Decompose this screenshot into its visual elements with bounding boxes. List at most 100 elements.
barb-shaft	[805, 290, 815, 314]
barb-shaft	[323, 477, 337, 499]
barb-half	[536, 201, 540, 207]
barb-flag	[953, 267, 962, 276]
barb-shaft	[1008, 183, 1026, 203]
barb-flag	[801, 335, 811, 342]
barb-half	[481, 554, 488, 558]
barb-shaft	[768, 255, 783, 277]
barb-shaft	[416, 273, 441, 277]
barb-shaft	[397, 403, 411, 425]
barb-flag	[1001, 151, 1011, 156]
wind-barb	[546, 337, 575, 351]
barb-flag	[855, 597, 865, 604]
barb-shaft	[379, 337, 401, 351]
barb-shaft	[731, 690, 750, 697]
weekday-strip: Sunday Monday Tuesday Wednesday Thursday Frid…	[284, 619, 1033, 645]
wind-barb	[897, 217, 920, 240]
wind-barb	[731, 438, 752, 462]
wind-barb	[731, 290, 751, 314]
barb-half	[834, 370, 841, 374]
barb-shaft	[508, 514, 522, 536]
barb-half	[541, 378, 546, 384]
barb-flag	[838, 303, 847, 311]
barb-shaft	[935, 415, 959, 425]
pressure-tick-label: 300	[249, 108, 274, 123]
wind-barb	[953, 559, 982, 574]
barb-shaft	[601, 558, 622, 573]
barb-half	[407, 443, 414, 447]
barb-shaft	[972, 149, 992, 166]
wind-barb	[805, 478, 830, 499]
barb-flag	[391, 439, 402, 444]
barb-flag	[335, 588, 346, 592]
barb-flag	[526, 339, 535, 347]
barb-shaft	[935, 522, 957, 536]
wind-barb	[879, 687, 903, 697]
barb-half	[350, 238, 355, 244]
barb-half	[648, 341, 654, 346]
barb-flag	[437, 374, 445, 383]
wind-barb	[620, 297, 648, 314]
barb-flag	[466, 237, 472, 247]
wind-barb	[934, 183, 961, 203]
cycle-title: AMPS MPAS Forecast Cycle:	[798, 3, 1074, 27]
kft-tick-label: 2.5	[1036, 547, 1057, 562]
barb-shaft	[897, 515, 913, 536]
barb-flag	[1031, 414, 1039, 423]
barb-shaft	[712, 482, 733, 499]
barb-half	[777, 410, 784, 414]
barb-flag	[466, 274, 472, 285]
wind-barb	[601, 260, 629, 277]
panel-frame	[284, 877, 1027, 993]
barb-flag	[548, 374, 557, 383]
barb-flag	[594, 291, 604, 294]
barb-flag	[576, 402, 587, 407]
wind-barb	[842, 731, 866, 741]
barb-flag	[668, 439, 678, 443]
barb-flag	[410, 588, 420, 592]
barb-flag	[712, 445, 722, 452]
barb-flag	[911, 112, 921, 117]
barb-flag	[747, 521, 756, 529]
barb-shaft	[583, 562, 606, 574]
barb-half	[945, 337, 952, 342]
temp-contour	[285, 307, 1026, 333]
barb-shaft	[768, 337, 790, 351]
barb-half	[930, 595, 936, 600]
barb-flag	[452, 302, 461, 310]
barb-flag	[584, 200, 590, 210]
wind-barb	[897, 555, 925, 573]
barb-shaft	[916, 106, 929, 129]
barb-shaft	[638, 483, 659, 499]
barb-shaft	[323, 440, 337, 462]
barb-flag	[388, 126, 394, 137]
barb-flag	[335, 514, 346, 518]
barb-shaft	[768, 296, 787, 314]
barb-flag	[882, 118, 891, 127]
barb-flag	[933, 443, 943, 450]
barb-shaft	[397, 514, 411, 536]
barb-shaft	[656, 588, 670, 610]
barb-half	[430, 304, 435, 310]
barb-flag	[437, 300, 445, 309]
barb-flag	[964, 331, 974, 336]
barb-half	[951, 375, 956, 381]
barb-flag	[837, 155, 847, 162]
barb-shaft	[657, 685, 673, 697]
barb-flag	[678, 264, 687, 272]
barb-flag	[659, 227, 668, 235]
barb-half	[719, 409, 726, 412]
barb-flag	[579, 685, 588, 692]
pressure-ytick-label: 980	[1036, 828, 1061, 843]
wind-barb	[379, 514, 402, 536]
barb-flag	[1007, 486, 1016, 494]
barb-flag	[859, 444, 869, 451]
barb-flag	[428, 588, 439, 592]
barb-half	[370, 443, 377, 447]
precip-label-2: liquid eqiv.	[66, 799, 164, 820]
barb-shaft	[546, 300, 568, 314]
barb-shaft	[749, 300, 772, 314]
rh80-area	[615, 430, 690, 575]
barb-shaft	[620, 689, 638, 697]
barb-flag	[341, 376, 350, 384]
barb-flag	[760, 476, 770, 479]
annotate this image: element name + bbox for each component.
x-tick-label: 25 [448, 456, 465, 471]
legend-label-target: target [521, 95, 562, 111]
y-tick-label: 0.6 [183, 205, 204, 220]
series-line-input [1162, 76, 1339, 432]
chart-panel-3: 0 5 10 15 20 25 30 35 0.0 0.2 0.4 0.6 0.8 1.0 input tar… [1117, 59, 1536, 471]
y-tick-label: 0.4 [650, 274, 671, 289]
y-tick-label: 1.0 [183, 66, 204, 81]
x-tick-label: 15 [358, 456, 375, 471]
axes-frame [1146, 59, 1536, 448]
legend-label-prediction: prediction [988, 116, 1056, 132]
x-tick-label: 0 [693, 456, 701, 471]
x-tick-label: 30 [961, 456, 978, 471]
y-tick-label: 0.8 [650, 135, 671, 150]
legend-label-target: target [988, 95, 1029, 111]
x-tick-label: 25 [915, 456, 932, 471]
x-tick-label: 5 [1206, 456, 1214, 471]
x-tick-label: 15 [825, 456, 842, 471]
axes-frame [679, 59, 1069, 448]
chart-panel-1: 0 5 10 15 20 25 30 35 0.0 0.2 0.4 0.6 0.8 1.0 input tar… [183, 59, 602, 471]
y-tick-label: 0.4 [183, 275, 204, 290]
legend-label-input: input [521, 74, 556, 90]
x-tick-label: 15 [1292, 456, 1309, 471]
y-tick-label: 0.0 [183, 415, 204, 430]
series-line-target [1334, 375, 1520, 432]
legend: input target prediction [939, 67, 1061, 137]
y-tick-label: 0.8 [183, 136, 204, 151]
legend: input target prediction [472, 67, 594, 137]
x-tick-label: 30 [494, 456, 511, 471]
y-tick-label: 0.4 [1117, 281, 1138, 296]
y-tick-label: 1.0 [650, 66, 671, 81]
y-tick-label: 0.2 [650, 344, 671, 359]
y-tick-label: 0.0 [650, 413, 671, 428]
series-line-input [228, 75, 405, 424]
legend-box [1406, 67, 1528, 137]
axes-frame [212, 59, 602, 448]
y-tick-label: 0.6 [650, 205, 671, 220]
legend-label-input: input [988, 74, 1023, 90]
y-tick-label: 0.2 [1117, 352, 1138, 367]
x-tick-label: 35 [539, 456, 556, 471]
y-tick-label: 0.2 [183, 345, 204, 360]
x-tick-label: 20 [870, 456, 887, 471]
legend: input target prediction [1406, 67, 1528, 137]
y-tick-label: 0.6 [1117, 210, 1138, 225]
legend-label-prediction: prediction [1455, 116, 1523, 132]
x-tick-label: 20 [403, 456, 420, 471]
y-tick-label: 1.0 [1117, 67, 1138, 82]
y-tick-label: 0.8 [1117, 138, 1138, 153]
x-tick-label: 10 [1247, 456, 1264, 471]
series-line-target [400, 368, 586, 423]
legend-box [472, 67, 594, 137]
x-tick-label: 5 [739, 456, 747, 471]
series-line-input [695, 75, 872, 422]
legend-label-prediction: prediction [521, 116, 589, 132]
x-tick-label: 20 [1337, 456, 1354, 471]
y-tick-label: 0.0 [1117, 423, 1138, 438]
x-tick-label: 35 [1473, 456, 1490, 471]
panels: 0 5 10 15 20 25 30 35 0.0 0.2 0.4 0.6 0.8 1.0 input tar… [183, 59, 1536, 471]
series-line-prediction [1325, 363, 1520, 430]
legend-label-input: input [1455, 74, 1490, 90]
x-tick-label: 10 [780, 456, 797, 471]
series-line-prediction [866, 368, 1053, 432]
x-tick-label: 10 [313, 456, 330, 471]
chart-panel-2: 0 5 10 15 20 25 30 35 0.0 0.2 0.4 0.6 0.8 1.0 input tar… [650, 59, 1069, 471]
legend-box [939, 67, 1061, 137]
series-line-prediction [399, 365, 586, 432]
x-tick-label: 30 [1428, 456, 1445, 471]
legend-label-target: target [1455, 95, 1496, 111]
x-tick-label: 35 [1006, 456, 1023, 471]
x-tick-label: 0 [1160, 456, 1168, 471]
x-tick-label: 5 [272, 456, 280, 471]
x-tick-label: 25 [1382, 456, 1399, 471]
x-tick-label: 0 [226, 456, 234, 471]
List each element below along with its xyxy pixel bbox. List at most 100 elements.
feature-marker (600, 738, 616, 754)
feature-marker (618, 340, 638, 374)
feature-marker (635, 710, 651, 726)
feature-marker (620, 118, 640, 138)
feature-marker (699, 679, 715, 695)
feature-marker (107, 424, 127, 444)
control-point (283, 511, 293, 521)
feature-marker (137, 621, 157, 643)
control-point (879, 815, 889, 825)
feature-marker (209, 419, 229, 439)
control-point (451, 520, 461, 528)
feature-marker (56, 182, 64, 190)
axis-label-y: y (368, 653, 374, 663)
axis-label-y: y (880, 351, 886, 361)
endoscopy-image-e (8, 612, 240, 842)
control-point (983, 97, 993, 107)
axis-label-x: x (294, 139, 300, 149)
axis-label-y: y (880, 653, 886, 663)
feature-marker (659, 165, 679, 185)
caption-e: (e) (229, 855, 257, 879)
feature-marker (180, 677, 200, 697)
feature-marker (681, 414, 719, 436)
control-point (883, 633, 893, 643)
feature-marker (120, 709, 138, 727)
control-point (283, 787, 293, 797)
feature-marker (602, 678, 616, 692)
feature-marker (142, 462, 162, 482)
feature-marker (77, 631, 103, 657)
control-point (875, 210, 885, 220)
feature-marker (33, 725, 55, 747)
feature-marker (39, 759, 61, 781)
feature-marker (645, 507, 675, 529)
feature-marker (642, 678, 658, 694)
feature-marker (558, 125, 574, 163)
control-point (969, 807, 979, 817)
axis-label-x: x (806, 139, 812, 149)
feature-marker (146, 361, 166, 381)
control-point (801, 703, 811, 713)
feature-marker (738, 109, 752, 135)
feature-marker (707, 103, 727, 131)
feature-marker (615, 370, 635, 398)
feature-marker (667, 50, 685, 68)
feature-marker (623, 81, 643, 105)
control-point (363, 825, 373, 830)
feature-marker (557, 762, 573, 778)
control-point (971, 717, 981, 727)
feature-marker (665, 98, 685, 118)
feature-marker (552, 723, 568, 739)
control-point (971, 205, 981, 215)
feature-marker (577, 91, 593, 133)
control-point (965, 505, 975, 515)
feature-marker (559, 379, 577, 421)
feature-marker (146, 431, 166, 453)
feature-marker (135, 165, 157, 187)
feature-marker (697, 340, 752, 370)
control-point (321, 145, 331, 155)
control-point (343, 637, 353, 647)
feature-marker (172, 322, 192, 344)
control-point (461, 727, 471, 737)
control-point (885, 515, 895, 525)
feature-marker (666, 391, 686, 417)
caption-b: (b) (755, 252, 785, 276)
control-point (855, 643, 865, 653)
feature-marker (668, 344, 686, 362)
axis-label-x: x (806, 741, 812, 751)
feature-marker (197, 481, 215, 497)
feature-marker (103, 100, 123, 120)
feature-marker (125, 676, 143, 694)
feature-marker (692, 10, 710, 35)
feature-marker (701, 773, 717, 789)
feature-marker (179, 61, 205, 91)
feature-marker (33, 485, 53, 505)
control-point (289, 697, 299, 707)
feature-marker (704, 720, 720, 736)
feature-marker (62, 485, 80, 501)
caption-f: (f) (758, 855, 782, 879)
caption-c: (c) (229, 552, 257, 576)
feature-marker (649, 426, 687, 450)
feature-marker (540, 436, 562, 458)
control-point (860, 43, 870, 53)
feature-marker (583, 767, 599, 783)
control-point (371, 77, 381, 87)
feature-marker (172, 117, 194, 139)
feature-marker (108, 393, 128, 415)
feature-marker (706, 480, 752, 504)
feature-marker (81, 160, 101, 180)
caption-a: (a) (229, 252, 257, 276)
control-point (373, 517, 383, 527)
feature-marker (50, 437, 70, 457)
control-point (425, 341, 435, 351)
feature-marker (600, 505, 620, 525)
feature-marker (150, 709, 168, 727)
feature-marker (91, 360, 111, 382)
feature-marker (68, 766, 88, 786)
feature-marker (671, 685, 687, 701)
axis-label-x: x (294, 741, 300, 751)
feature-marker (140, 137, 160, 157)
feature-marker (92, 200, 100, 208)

GOAL OF THE EXERCISE: Edit the listing from its first line through the line containing "403, 411, 425]", replacing "barb-half" with "half-barb" and leaving everything else unchanged.

ANSWER IN FULL:
Decompose this screenshot into its visual elements with bounding boxes. List at most 100 elements.
barb-shaft	[805, 290, 815, 314]
barb-shaft	[323, 477, 337, 499]
half-barb	[536, 201, 540, 207]
barb-flag	[953, 267, 962, 276]
barb-shaft	[1008, 183, 1026, 203]
barb-flag	[801, 335, 811, 342]
half-barb	[481, 554, 488, 558]
barb-shaft	[768, 255, 783, 277]
barb-shaft	[416, 273, 441, 277]
barb-shaft	[397, 403, 411, 425]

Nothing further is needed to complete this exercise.